• [Given data]:
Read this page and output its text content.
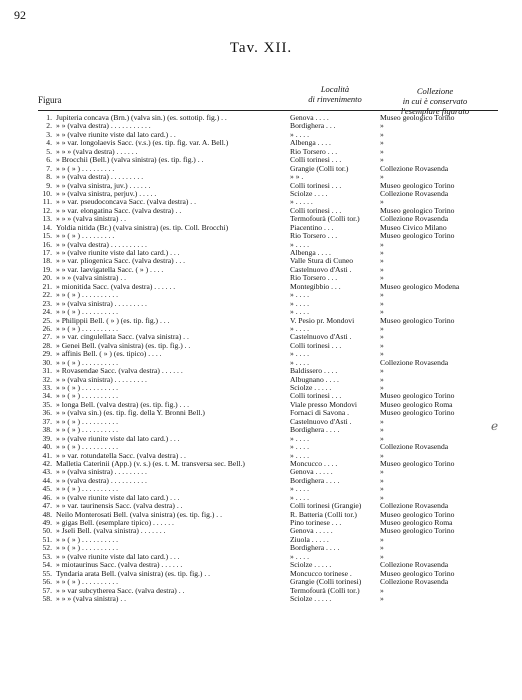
92
Tav. XII.
Località
di rinvenimento
Collezione
in cui è conservato
l'esemplare figurato
Figura
1. Jupiteria concava (Brn.) (valva sin.) (es. sottotip. fig.) . .	Genova . . . .	Museo geologico Torino
2. » » (valva destra) . . . . . . . . . . .	Bordighera . . .	»
3. » » (valve riunite viste dal lato card.) . .	» . . . .	»
4. » » var. longolaevis Sacc. (v.s.) (es. tip. fig. var. A. Bell.)	Albenga . . . .	»
5. » » » (valva destra) . . . . . .	Rio Torsero . . .	»
6. » Brocchii (Bell.) (valva sinistra) (es. tip. fig.) . .	Colli torinesi . . .	»
7. » » ( » ) . . . . . . . . .	Grangie (Colli tor.)	Collezione Rovasenda
8. » » (valva destra) . . . . . . . . .	» » .	»
9. » » (valva sinistra, juv.) . . . . . .	Colli torinesi . . .	Museo geologico Torino
10. » » (valva sinistra, perjuv.) . . . . .	Sciolze . . . .	Collezione Rovasenda
11. » » var. pseudoconcava Sacc. (valva destra) . .	» . . . . .	»
12. » » var. elongatina Sacc. (valva destra) . .	Colli torinesi . . .	Museo geologico Torino
13. » » » (valva sinistra) . .	Termofourà (Colli tor.)	Collezione Rovasenda
14. Yoldia nitida (Br.) (valva sinistra) (es. tip. Coll. Brocchi)	Piacentino . . .	Museo Civico Milano
15. » » ( » ) . . . . . . . . .	Rio Torsero . . .	Museo geologico Torino
16. » » (valva destra) . . . . . . . . . .	» . . . .	»
17. » » (valve riunite viste dal lato card.) . . .	Albenga . . . .	»
18. » » var. pliogenica Sacc. (valva destra) . . .	Valle Stura di Cuneo	»
19. » » var. laevigatella Sacc. ( » ) . . . .	Castelnuovo d'Asti .	»
20. » » » (valva sinistra) . .	Rio Torsero . . .	»
21. » mionitida Sacc. (valva destra) . . . . . .	Montegibbio . . .	Museo geologico Modena
22. » » ( » ) . . . . . . . . . .	» . . . .	»
23. » » (valva sinistra) . . . . . . . . .	» . . . .	»
24. » » ( » ) . . . . . . . . . .	» . . . .	»
25. » Philippii Bell. ( » ) (es. tip. fig.) . . .	V. Pesio pr. Mondovi	Museo geologico Torino
26. » » ( » ) . . . . . . . . . .	» . . . .	»
27. » » var. cingulellata Sacc. (valva sinistra) . .	Castelnuovo d'Asti .	»
28. » Genei Bell. (valva sinistra) (es. tip. fig.) . .	Colli torinesi . . .	»
29. » affinis Bell. ( » ) (es. tipico) . . . .	» . . . .	»
30. » » ( » ) . . . . . . . . . .	» . . . .	Collezione Rovasenda
31. » Rovasendae Sacc. (valva destra) . . . . . .	Baldissero . . . .	»
32. » » (valva sinistra) . . . . . . . . .	Albugnano . . . .	»
33. » » ( » ) . . . . . . . . . .	Sciolze . . . . .	»
34. » » ( » ) . . . . . . . . . .	Colli torinesi . . .	Museo geologico Torino
35. » longa Bell. (valva destra) (es. tip. fig.) . . .	Viale presso Mondovi	Museo geologico Roma
36. » » (valva sin.) (es. tip. fig. della Y. Bronni Bell.)	Fornaci di Savona .	Museo geologico Torino
37. » » ( » ) . . . . . . . . . .	Castelnuovo d'Asti .	»
38. » » ( » ) . . . . . . . . . .	Bordighera . . . .	»
39. » » (valve riunite viste dal lato card.) . . .	» . . . .	»
40. » » ( » ) . . . . . . . . . .	» . . . .	Collezione Rovasenda
41. » » var. rotundatella Sacc. (valva destra) . .	» . . . .	»
42. Malletia Caterinii (App.) (v. s.) (es. t. M. transversa sec. Bell.)	Moncucco . . . .	Museo geologico Torino
43. » » (valva sinistra) . . . . . . . . .	Genova . . . . .	»
44. » » (valva destra) . . . . . . . . . .	Bordighera . . . .	»
45. » » ( » ) . . . . . . . . . .	» . . . .	»
46. » » (valve riunite viste dal lato card.) . . .	» . . . .	»
47. » » var. taurinensis Sacc. (valva destra) . .	Colli torinesi (Grangie)	Collezione Rovasenda
48. Neilo Monterosati Bell. (valva sinistra) (es. tip. fig.) . .	R. Batteria (Colli tor.)	Museo geologico Torino
49. » gigas Bell. (esemplare tipico) . . . . . .	Pino torinese . . .	Museo geologico Roma
50. » Jseli Bell. (valva sinistra) . . . . . . .	Genova . . . . .	Museo geologico Torino
51. » » ( » ) . . . . . . . . . .	Ziuola . . . . .	»
52. » » ( » ) . . . . . . . . . .	Bordighera . . . .	»
53. » » (valve riunite viste dal lato card.) . . .	» . . . .	»
54. » miotaurinus Sacc. (valva destra) . . . . . .	Sciolze . . . . .	Collezione Rovasenda
55. Tyndaria arata Bell. (valva sinistra) (es. tip. fig.) . .	Moncucco torinese .	Museo geologico Torino
56. » » ( » ) . . . . . . . . . .	Grangie (Colli torinesi)	Collezione Rovasenda
57. » » var subcytherea Sacc. (valva destra) . .	Termofourà (Colli tor.)	»
58. » » » (valva sinistra) . .	Sciolze . . . . .	»
ℯ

• [Instruction]:
Find the word "tipico" in the entries, and copy every line it shows up in.

• [Reply to the exercise]:
29. » affinis Bell. ( » ) (es. tipico) . . . .	» . . . .	»
49. » gigas Bell. (esemplare tipico) . . . . . .	Pino torinese . . .	Museo geologico Roma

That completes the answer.